WHAT NEEDS TO BE DONE:
Return the listing word for word, as given.

DATA FOR THE TASK:
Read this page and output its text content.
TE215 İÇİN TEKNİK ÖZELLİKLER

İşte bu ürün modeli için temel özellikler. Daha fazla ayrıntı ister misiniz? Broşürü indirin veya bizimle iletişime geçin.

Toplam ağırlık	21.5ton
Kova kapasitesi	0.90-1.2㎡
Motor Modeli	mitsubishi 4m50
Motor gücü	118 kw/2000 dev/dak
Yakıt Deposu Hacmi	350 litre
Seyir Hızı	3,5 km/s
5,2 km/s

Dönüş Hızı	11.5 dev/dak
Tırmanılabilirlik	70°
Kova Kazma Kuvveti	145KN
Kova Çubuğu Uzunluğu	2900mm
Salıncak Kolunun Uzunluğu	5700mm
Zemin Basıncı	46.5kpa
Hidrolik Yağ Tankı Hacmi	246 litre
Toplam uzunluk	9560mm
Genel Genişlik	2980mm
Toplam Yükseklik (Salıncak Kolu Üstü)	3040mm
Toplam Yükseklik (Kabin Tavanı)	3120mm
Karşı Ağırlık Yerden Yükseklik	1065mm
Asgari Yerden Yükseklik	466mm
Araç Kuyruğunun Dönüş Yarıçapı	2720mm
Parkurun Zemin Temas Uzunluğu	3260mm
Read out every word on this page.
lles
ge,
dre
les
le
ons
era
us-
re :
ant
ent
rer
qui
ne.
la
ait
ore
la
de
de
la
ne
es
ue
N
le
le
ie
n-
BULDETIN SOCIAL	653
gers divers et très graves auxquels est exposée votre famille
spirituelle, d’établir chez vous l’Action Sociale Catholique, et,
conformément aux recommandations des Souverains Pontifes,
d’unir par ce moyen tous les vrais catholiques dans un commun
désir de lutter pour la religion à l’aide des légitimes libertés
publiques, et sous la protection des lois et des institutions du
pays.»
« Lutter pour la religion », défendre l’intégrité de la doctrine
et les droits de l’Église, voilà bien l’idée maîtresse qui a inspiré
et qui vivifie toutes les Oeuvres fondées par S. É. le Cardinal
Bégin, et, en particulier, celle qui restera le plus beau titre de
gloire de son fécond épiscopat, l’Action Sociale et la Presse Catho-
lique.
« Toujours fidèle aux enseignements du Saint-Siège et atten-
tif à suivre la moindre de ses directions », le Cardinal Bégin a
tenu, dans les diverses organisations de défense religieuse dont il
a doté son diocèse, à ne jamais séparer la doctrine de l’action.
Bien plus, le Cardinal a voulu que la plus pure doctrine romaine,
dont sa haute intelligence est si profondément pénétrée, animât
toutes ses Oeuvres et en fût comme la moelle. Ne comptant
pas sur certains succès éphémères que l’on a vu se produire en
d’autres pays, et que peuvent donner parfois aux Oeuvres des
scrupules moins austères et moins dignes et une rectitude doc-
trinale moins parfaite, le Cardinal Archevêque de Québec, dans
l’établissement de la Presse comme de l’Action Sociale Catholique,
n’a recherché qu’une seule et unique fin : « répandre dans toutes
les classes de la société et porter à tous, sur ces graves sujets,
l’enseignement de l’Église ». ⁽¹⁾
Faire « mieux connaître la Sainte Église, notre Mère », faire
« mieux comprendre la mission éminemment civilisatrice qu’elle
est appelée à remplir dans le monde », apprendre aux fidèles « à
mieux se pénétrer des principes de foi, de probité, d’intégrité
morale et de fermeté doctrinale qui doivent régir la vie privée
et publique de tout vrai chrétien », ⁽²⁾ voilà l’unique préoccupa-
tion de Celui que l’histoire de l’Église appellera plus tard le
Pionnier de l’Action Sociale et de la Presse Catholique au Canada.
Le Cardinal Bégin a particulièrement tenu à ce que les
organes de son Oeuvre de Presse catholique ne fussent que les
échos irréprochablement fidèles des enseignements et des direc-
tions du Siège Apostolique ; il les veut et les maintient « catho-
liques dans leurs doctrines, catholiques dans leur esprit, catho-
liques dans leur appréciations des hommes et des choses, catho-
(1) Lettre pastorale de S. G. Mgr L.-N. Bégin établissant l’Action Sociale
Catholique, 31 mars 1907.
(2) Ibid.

WRITTEN RESPONSE:
Read this page and output its text content.
TE215 İÇİN TEKNİK ÖZELLİKLER

İşte bu ürün modeli için temel özellikler. Daha fazla ayrıntı ister misiniz? Broşürü indirin veya bizimle iletişime geçin.

Toplam ağırlık	21.5ton
Kova kapasitesi	0.90-1.2㎡
Motor Modeli	mitsubishi 4m50
Motor gücü	118 kw/2000 dev/dak
Yakıt Deposu Hacmi	350 litre
Seyir Hızı	3,5 km/s
5,2 km/s

Dönüş Hızı	11.5 dev/dak
Tırmanılabilirlik	70°
Kova Kazma Kuvveti	145KN
Kova Çubuğu Uzunluğu	2900mm
Salıncak Kolunun Uzunluğu	5700mm
Zemin Basıncı	46.5kpa
Hidrolik Yağ Tankı Hacmi	246 litre
Toplam uzunluk	9560mm
Genel Genişlik	2980mm
Toplam Yükseklik (Salıncak Kolu Üstü)	3040mm
Toplam Yükseklik (Kabin Tavanı)	3120mm
Karşı Ağırlık Yerden Yükseklik	1065mm
Asgari Yerden Yükseklik	466mm
Araç Kuyruğunun Dönüş Yarıçapı	2720mm
Parkurun Zemin Temas Uzunluğu	3260mm
Read out every word on this page.
lles
ge,
dre
les
le
ons
era
us-
re :
ant
ent
rer
qui
ne.
la
ait
ore
la
de
de
la
ne
es
ue
N
le
le
ie
n-
BULDETIN SOCIAL	653
gers divers et très graves auxquels est exposée votre famille
spirituelle, d’établir chez vous l’Action Sociale Catholique, et,
conformément aux recommandations des Souverains Pontifes,
d’unir par ce moyen tous les vrais catholiques dans un commun
désir de lutter pour la religion à l’aide des légitimes libertés
publiques, et sous la protection des lois et des institutions du
pays.»
« Lutter pour la religion », défendre l’intégrité de la doctrine
et les droits de l’Église, voilà bien l’idée maîtresse qui a inspiré
et qui vivifie toutes les Oeuvres fondées par S. É. le Cardinal
Bégin, et, en particulier, celle qui restera le plus beau titre de
gloire de son fécond épiscopat, l’Action Sociale et la Presse Catho-
lique.
« Toujours fidèle aux enseignements du Saint-Siège et atten-
tif à suivre la moindre de ses directions », le Cardinal Bégin a
tenu, dans les diverses organisations de défense religieuse dont il
a doté son diocèse, à ne jamais séparer la doctrine de l’action.
Bien plus, le Cardinal a voulu que la plus pure doctrine romaine,
dont sa haute intelligence est si profondément pénétrée, animât
toutes ses Oeuvres et en fût comme la moelle. Ne comptant
pas sur certains succès éphémères que l’on a vu se produire en
d’autres pays, et que peuvent donner parfois aux Oeuvres des
scrupules moins austères et moins dignes et une rectitude doc-
trinale moins parfaite, le Cardinal Archevêque de Québec, dans
l’établissement de la Presse comme de l’Action Sociale Catholique,
n’a recherché qu’une seule et unique fin : « répandre dans toutes
les classes de la société et porter à tous, sur ces graves sujets,
l’enseignement de l’Église ». ⁽¹⁾
Faire « mieux connaître la Sainte Église, notre Mère », faire
« mieux comprendre la mission éminemment civilisatrice qu’elle
est appelée à remplir dans le monde », apprendre aux fidèles « à
mieux se pénétrer des principes de foi, de probité, d’intégrité
morale et de fermeté doctrinale qui doivent régir la vie privée
et publique de tout vrai chrétien », ⁽²⁾ voilà l’unique préoccupa-
tion de Celui que l’histoire de l’Église appellera plus tard le
Pionnier de l’Action Sociale et de la Presse Catholique au Canada.
Le Cardinal Bégin a particulièrement tenu à ce que les
organes de son Oeuvre de Presse catholique ne fussent que les
échos irréprochablement fidèles des enseignements et des direc-
tions du Siège Apostolique ; il les veut et les maintient « catho-
liques dans leurs doctrines, catholiques dans leur esprit, catho-
liques dans leur appréciations des hommes et des choses, catho-
(1) Lettre pastorale de S. G. Mgr L.-N. Bégin établissant l’Action Sociale
Catholique, 31 mars 1907.
(2) Ibid.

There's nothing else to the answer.